▶ Teks Sumber
___

Sejumlah mahasiswa juga tertarik dengan gerakan yang diprakarsai TGH Hasanain. Bahkan, untuk menyukseskan program penghijauan, mereka perlu meminjam lahan kosong yang selama ini kurang dimanfaatkan. Untuk bibitnya, mereka mendapatkannya dari Ponpes Nurul Haramain. ’’Lumayan, beberapa mahasiswa bisa membiayai kuliah mereka sampai selesai dari hasil pohon yang ditanam di lahan kosong itu. Bahkan ada yang sampai S-2,’’ jelas TGH Hasanain.
Cukup besar uang yang bisa didapatkan. Misalnya, ada kelompok mahasiswa yang menanam 10 ribu pohon sengon. Setelah 3–5 tahun, pohon yang bisa dipanen sekitar 5 ribu batang. Harga satu pohon bisa mencapai Rp 500 ribu. Jika dijual, mereka pun bisa mendapat Rp 2,5 miliar. Jika dibagi lima mahasiswa dalam kelompok itu, setiap orang bisa mendapat Rp 125 juta. ’’Itu banyak dialami mahasiswa di Lombok,’’ ungkapnya. TGH Hasanain dan para santrinya juga giat menanam pohon di jalan-jalan. Baik di wilayah Lombok Barat maupun kabupaten lain. Salah satunya di jalan menuju Bandara Internasional Lombok (BIL).

___

▶ Data Hasil Ekstraksi

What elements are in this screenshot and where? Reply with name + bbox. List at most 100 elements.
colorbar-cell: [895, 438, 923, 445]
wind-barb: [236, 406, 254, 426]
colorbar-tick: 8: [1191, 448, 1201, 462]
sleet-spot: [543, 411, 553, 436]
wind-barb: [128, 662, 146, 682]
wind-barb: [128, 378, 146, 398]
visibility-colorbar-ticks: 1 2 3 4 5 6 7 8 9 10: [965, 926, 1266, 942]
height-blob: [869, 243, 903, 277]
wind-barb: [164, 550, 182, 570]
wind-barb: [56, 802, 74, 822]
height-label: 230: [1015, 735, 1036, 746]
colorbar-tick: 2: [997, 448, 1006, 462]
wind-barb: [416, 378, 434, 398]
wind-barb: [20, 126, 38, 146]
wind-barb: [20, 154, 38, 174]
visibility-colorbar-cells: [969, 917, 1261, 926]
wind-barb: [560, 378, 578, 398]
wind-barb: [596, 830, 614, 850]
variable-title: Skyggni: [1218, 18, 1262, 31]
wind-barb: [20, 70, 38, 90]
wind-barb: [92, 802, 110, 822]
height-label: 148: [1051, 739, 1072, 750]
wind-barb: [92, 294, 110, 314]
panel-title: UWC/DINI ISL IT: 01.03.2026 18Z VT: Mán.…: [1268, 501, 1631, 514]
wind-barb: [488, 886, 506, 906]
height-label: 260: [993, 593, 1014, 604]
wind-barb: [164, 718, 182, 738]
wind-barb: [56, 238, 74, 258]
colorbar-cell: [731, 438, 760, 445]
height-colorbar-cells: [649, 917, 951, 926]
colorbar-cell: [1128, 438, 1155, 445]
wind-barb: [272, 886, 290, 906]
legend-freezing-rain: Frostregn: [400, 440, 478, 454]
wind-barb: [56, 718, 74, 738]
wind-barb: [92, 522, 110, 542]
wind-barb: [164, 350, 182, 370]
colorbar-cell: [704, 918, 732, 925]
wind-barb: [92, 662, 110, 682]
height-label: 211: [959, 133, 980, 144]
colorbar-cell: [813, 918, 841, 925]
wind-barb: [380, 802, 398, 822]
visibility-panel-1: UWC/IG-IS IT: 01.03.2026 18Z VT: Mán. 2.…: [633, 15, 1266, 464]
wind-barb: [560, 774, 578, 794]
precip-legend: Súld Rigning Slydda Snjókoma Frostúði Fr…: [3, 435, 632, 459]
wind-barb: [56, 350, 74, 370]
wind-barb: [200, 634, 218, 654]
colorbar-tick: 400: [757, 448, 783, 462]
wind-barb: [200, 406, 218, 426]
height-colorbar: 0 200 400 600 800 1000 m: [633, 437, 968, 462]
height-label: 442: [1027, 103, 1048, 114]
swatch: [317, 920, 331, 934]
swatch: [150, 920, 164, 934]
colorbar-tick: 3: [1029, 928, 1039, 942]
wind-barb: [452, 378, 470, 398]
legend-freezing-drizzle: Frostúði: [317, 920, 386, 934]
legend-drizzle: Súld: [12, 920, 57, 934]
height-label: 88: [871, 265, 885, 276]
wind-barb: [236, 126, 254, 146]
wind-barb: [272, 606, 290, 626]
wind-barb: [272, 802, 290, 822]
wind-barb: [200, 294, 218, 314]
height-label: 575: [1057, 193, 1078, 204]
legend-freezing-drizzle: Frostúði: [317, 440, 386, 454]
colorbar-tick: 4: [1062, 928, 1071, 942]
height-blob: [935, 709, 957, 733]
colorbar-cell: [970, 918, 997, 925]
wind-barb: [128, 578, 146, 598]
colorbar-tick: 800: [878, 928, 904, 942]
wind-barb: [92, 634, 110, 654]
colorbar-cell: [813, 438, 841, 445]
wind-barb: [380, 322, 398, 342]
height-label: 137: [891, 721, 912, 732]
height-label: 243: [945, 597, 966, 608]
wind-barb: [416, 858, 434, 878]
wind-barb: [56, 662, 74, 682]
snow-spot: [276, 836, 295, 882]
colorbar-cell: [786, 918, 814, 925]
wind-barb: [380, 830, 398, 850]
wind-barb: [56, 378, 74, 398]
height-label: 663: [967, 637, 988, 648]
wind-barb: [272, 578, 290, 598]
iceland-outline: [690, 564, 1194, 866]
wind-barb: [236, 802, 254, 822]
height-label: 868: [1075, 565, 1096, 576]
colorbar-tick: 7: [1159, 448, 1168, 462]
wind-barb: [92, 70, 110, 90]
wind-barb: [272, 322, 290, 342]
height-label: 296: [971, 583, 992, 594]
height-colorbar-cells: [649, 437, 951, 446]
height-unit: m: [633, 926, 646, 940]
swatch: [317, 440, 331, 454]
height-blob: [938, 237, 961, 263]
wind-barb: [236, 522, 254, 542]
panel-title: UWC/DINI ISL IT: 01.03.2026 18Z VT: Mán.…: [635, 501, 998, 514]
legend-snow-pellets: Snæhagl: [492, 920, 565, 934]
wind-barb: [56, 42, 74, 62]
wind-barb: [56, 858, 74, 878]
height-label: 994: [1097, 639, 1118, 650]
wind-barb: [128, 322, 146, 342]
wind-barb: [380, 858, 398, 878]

___

▶ Tugas Tertulis
1 - Salin bagian teks tentang penghijauan, dimulai dari "Cukup besar uang" dan terus sampai "Internasional Lombok (BIL).".
2 - Jawab pertanyaan berikut berdasarkan teks tentang penghijauan.
(a) Dari mana mahasiswa mendapatkan bibit pohon?
(b) Berapa pohon sengon yang ditanam kelompok mahasiswa dalam contoh itu?
(c) Setelah berapa tahun pohon bisa dipanen?
3 - Tolong tentukan apakah setiap pernyataan di bawah ini sesuai dengan teks tentang penghijauan. Jawab ya atau tidak, lalu kutip kata-kata penentunya dari teks.
(a) Mahasiswa meminjam lahan kosong untuk program penghijauan.
(b) Penanaman pohon di jalan-jalan hanya dilakukan di Lombok Barat.
(c) Harga satu pohon bisa mencapai Rp 1 juta.

▶ Jawaban
1 -
Cukup besar uang yang bisa didapatkan. Misalnya, ada kelompok mahasiswa yang menanam 10 ribu pohon sengon. Setelah 3–5 tahun, pohon yang bisa dipanen sekitar 5 ribu batang. Harga satu pohon bisa mencapai Rp 500 ribu. Jika dijual, mereka pun bisa mendapat Rp 2,5 miliar. Jika dibagi lima mahasiswa dalam kelompok itu, setiap orang bisa mendapat Rp 125 juta. ’’Itu banyak dialami mahasiswa di Lombok,’’ ungkapnya. TGH Hasanain dan para santrinya juga giat menanam pohon di jalan-jalan. Baik di wilayah Lombok Barat maupun kabupaten lain. Salah satunya di jalan menuju Bandara Internasional Lombok (BIL).

2 -
(a) Dari Ponpes Nurul Haramain.
(b) 10 ribu pohon sengon.
(c) Setelah 3–5 tahun.

3 -
(a) Ya: "mereka perlu meminjam lahan kosong yang selama ini kurang dimanfaatkan"
(b) Tidak: "Baik di wilayah Lombok Barat maupun kabupaten lain."
(c) Tidak: "Harga satu pohon bisa mencapai Rp 500 ribu."